** Start of DATA SHOWN **

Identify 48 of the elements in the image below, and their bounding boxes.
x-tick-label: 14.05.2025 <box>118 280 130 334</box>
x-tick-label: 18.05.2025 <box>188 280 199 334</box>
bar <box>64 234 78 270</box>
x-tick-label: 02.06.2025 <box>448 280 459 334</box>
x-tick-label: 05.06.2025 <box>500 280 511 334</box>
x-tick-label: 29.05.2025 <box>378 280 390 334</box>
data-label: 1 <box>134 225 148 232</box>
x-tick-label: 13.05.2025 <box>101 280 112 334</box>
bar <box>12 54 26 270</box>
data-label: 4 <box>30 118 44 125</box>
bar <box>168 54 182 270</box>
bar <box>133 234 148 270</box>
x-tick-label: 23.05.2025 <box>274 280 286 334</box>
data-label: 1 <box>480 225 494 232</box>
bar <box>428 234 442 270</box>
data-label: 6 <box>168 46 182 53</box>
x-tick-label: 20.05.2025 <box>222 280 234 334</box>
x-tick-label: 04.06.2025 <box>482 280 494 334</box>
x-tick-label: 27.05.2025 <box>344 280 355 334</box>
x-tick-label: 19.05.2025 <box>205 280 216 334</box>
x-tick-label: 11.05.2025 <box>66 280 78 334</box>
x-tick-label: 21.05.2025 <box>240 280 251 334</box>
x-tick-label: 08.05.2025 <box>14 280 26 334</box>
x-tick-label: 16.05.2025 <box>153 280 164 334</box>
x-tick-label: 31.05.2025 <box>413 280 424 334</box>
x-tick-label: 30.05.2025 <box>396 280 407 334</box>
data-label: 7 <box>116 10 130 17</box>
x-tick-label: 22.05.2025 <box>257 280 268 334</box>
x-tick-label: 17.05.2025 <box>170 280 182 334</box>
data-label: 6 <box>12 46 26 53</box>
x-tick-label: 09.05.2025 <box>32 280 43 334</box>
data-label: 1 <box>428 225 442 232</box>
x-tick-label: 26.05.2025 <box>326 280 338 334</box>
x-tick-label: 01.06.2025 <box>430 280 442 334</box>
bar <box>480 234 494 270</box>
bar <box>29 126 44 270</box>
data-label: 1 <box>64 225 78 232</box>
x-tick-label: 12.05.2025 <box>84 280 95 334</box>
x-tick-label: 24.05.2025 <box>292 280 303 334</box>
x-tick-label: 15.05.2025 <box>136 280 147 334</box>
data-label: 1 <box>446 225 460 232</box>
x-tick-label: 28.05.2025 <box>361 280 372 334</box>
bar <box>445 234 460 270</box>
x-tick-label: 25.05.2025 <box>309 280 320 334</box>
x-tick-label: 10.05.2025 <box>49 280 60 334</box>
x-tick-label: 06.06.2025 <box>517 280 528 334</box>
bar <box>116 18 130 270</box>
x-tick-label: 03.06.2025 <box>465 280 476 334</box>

** End of DATA SHOWN **

**YOUR TASK**
Arrange all of the lines above as a numbered list, leaving out any blank lines.

**THE ANSWER**
1. Identify 48 of the elements in the image below, and their bounding boxes.
2. x-tick-label: 14.05.2025 <box>118 280 130 334</box>
3. x-tick-label: 18.05.2025 <box>188 280 199 334</box>
4. bar <box>64 234 78 270</box>
5. x-tick-label: 02.06.2025 <box>448 280 459 334</box>
6. x-tick-label: 05.06.2025 <box>500 280 511 334</box>
7. x-tick-label: 29.05.2025 <box>378 280 390 334</box>
8. data-label: 1 <box>134 225 148 232</box>
9. x-tick-label: 13.05.2025 <box>101 280 112 334</box>
10. bar <box>12 54 26 270</box>
11. data-label: 4 <box>30 118 44 125</box>
12. bar <box>168 54 182 270</box>
13. bar <box>133 234 148 270</box>
14. x-tick-label: 23.05.2025 <box>274 280 286 334</box>
15. data-label: 1 <box>480 225 494 232</box>
16. bar <box>428 234 442 270</box>
17. data-label: 6 <box>168 46 182 53</box>
18. x-tick-label: 20.05.2025 <box>222 280 234 334</box>
19. x-tick-label: 04.06.2025 <box>482 280 494 334</box>
20. x-tick-label: 27.05.2025 <box>344 280 355 334</box>
21. x-tick-label: 19.05.2025 <box>205 280 216 334</box>
22. x-tick-label: 11.05.2025 <box>66 280 78 334</box>
23. x-tick-label: 21.05.2025 <box>240 280 251 334</box>
24. x-tick-label: 08.05.2025 <box>14 280 26 334</box>
25. x-tick-label: 16.05.2025 <box>153 280 164 334</box>
26. x-tick-label: 31.05.2025 <box>413 280 424 334</box>
27. x-tick-label: 30.05.2025 <box>396 280 407 334</box>
28. data-label: 7 <box>116 10 130 17</box>
29. x-tick-label: 22.05.2025 <box>257 280 268 334</box>
30. x-tick-label: 17.05.2025 <box>170 280 182 334</box>
31. data-label: 6 <box>12 46 26 53</box>
32. x-tick-label: 09.05.2025 <box>32 280 43 334</box>
33. data-label: 1 <box>428 225 442 232</box>
34. x-tick-label: 26.05.2025 <box>326 280 338 334</box>
35. x-tick-label: 01.06.2025 <box>430 280 442 334</box>
36. bar <box>480 234 494 270</box>
37. bar <box>29 126 44 270</box>
38. data-label: 1 <box>64 225 78 232</box>
39. x-tick-label: 12.05.2025 <box>84 280 95 334</box>
40. x-tick-label: 24.05.2025 <box>292 280 303 334</box>
41. x-tick-label: 15.05.2025 <box>136 280 147 334</box>
42. data-label: 1 <box>446 225 460 232</box>
43. x-tick-label: 28.05.2025 <box>361 280 372 334</box>
44. bar <box>445 234 460 270</box>
45. x-tick-label: 25.05.2025 <box>309 280 320 334</box>
46. x-tick-label: 10.05.2025 <box>49 280 60 334</box>
47. x-tick-label: 06.06.2025 <box>517 280 528 334</box>
48. bar <box>116 18 130 270</box>
49. x-tick-label: 03.06.2025 <box>465 280 476 334</box>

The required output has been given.